**Exercise requirements:** Set down the material below in full, matching it exactly.
::: Exercise materials
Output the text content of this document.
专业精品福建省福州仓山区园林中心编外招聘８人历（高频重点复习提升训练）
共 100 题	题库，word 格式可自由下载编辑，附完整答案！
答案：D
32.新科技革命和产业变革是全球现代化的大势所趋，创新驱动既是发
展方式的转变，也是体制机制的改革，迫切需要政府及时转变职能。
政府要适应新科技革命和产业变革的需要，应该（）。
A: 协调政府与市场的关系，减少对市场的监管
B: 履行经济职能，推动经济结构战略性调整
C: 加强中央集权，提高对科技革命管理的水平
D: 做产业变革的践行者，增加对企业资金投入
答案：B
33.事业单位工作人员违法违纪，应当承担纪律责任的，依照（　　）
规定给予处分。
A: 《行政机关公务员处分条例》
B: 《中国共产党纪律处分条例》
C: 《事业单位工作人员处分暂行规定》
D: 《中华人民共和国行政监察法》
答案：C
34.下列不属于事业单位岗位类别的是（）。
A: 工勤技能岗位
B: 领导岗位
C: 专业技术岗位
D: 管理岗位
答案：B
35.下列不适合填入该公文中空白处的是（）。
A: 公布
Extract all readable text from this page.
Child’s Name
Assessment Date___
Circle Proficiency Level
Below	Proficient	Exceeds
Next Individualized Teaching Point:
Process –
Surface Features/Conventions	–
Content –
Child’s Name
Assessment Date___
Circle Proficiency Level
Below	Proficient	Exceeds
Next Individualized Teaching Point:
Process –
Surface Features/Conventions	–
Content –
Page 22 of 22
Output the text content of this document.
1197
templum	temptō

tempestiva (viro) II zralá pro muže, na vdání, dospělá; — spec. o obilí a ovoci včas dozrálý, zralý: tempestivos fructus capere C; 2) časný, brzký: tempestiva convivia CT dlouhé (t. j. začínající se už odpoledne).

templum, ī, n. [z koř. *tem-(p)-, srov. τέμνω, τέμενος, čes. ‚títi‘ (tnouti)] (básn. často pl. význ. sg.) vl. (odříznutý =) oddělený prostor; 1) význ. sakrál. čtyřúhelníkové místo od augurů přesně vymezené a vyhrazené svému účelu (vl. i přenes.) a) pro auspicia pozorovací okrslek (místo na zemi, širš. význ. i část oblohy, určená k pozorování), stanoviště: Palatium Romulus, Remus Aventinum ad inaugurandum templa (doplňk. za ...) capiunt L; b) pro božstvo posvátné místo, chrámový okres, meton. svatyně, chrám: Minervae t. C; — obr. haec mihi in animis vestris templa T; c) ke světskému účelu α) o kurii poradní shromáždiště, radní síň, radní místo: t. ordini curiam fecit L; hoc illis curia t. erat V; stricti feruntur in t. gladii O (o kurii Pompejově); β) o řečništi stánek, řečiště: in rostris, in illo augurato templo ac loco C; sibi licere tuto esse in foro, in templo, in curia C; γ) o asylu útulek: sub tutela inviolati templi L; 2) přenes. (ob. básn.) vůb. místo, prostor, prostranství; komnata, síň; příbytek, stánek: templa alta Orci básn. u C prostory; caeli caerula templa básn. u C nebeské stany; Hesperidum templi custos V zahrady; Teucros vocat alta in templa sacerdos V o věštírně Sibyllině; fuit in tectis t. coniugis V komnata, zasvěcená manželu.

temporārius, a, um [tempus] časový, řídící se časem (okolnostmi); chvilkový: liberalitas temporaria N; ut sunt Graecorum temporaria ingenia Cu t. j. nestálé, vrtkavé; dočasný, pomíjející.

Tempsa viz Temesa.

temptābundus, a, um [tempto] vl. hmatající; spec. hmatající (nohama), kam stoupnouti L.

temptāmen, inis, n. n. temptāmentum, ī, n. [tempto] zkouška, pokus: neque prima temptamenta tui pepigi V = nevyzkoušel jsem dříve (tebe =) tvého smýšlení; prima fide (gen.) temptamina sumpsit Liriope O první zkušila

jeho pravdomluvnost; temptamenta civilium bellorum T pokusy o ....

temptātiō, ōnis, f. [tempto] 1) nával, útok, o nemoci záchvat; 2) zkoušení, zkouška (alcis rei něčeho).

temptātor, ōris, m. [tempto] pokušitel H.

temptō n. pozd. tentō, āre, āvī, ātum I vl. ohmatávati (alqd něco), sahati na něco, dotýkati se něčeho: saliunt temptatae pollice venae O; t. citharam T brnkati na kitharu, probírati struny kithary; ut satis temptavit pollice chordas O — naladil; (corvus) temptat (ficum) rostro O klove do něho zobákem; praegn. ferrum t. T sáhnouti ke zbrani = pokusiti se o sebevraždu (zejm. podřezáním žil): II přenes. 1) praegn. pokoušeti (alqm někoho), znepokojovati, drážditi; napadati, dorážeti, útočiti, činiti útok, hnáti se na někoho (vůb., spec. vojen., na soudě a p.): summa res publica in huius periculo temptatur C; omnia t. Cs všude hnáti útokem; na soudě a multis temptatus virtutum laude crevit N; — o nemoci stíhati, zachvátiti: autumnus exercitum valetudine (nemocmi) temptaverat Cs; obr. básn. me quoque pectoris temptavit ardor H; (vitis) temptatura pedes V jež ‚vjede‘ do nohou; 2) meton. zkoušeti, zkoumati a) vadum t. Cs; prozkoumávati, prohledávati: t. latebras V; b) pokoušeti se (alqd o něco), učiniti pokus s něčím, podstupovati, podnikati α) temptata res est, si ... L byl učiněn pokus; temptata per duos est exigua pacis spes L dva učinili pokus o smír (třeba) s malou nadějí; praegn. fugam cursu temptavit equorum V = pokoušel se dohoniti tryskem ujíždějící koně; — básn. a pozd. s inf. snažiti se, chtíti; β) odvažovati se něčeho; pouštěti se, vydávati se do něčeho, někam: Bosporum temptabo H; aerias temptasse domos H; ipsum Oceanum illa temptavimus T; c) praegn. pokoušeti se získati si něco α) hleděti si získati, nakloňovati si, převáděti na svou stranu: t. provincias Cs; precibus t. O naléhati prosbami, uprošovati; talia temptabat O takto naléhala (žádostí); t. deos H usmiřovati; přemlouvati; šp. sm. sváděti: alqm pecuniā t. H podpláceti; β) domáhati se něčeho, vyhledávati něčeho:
::::::
**Output:**
Output the text content of this document.
专业精品福建省福州仓山区园林中心编外招聘８人历（高频重点复习提升训练）
共 100 题	题库，word 格式可自由下载编辑，附完整答案！
答案：D
32.新科技革命和产业变革是全球现代化的大势所趋，创新驱动既是发
展方式的转变，也是体制机制的改革，迫切需要政府及时转变职能。
政府要适应新科技革命和产业变革的需要，应该（）。
A: 协调政府与市场的关系，减少对市场的监管
B: 履行经济职能，推动经济结构战略性调整
C: 加强中央集权，提高对科技革命管理的水平
D: 做产业变革的践行者，增加对企业资金投入
答案：B
33.事业单位工作人员违法违纪，应当承担纪律责任的，依照（　　）
规定给予处分。
A: 《行政机关公务员处分条例》
B: 《中国共产党纪律处分条例》
C: 《事业单位工作人员处分暂行规定》
D: 《中华人民共和国行政监察法》
答案：C
34.下列不属于事业单位岗位类别的是（）。
A: 工勤技能岗位
B: 领导岗位
C: 专业技术岗位
D: 管理岗位
答案：B
35.下列不适合填入该公文中空白处的是（）。
A: 公布
Extract all readable text from this page.
Child’s Name
Assessment Date___
Circle Proficiency Level
Below	Proficient	Exceeds
Next Individualized Teaching Point:
Process –
Surface Features/Conventions	–
Content –
Child’s Name
Assessment Date___
Circle Proficiency Level
Below	Proficient	Exceeds
Next Individualized Teaching Point:
Process –
Surface Features/Conventions	–
Content –
Page 22 of 22
Output the text content of this document.
1197
templum	temptō

tempestiva (viro) II zralá pro muže, na vdání, dospělá; — spec. o obilí a ovoci včas dozrálý, zralý: tempestivos fructus capere C; 2) časný, brzký: tempestiva convivia CT dlouhé (t. j. začínající se už odpoledne).

templum, ī, n. [z koř. *tem-(p)-, srov. τέμνω, τέμενος, čes. ‚títi‘ (tnouti)] (básn. často pl. význ. sg.) vl. (odříznutý =) oddělený prostor; 1) význ. sakrál. čtyřúhelníkové místo od augurů přesně vymezené a vyhrazené svému účelu (vl. i přenes.) a) pro auspicia pozorovací okrslek (místo na zemi, širš. význ. i část oblohy, určená k pozorování), stanoviště: Palatium Romulus, Remus Aventinum ad inaugurandum templa (doplňk. za ...) capiunt L; b) pro božstvo posvátné místo, chrámový okres, meton. svatyně, chrám: Minervae t. C; — obr. haec mihi in animis vestris templa T; c) ke světskému účelu α) o kurii poradní shromáždiště, radní síň, radní místo: t. ordini curiam fecit L; hoc illis curia t. erat V; stricti feruntur in t. gladii O (o kurii Pompejově); β) o řečništi stánek, řečiště: in rostris, in illo augurato templo ac loco C; sibi licere tuto esse in foro, in templo, in curia C; γ) o asylu útulek: sub tutela inviolati templi L; 2) přenes. (ob. básn.) vůb. místo, prostor, prostranství; komnata, síň; příbytek, stánek: templa alta Orci básn. u C prostory; caeli caerula templa básn. u C nebeské stany; Hesperidum templi custos V zahrady; Teucros vocat alta in templa sacerdos V o věštírně Sibyllině; fuit in tectis t. coniugis V komnata, zasvěcená manželu.

temporārius, a, um [tempus] časový, řídící se časem (okolnostmi); chvilkový: liberalitas temporaria N; ut sunt Graecorum temporaria ingenia Cu t. j. nestálé, vrtkavé; dočasný, pomíjející.

Tempsa viz Temesa.

temptābundus, a, um [tempto] vl. hmatající; spec. hmatající (nohama), kam stoupnouti L.

temptāmen, inis, n. n. temptāmentum, ī, n. [tempto] zkouška, pokus: neque prima temptamenta tui pepigi V = nevyzkoušel jsem dříve (tebe =) tvého smýšlení; prima fide (gen.) temptamina sumpsit Liriope O první zkušila

jeho pravdomluvnost; temptamenta civilium bellorum T pokusy o ....

temptātiō, ōnis, f. [tempto] 1) nával, útok, o nemoci záchvat; 2) zkoušení, zkouška (alcis rei něčeho).

temptātor, ōris, m. [tempto] pokušitel H.

temptō n. pozd. tentō, āre, āvī, ātum I vl. ohmatávati (alqd něco), sahati na něco, dotýkati se něčeho: saliunt temptatae pollice venae O; t. citharam T brnkati na kitharu, probírati struny kithary; ut satis temptavit pollice chordas O — naladil; (corvus) temptat (ficum) rostro O klove do něho zobákem; praegn. ferrum t. T sáhnouti ke zbrani = pokusiti se o sebevraždu (zejm. podřezáním žil): II přenes. 1) praegn. pokoušeti (alqm někoho), znepokojovati, drážditi; napadati, dorážeti, útočiti, činiti útok, hnáti se na někoho (vůb., spec. vojen., na soudě a p.): summa res publica in huius periculo temptatur C; omnia t. Cs všude hnáti útokem; na soudě a multis temptatus virtutum laude crevit N; — o nemoci stíhati, zachvátiti: autumnus exercitum valetudine (nemocmi) temptaverat Cs; obr. básn. me quoque pectoris temptavit ardor H; (vitis) temptatura pedes V jež ‚vjede‘ do nohou; 2) meton. zkoušeti, zkoumati a) vadum t. Cs; prozkoumávati, prohledávati: t. latebras V; b) pokoušeti se (alqd o něco), učiniti pokus s něčím, podstupovati, podnikati α) temptata res est, si ... L byl učiněn pokus; temptata per duos est exigua pacis spes L dva učinili pokus o smír (třeba) s malou nadějí; praegn. fugam cursu temptavit equorum V = pokoušel se dohoniti tryskem ujíždějící koně; — básn. a pozd. s inf. snažiti se, chtíti; β) odvažovati se něčeho; pouštěti se, vydávati se do něčeho, někam: Bosporum temptabo H; aerias temptasse domos H; ipsum Oceanum illa temptavimus T; c) praegn. pokoušeti se získati si něco α) hleděti si získati, nakloňovati si, převáděti na svou stranu: t. provincias Cs; precibus t. O naléhati prosbami, uprošovati; talia temptabat O takto naléhala (žádostí); t. deos H usmiřovati; přemlouvati; šp. sm. sváděti: alqm pecuniā t. H podpláceti; β) domáhati se něčeho, vyhledávati něčeho:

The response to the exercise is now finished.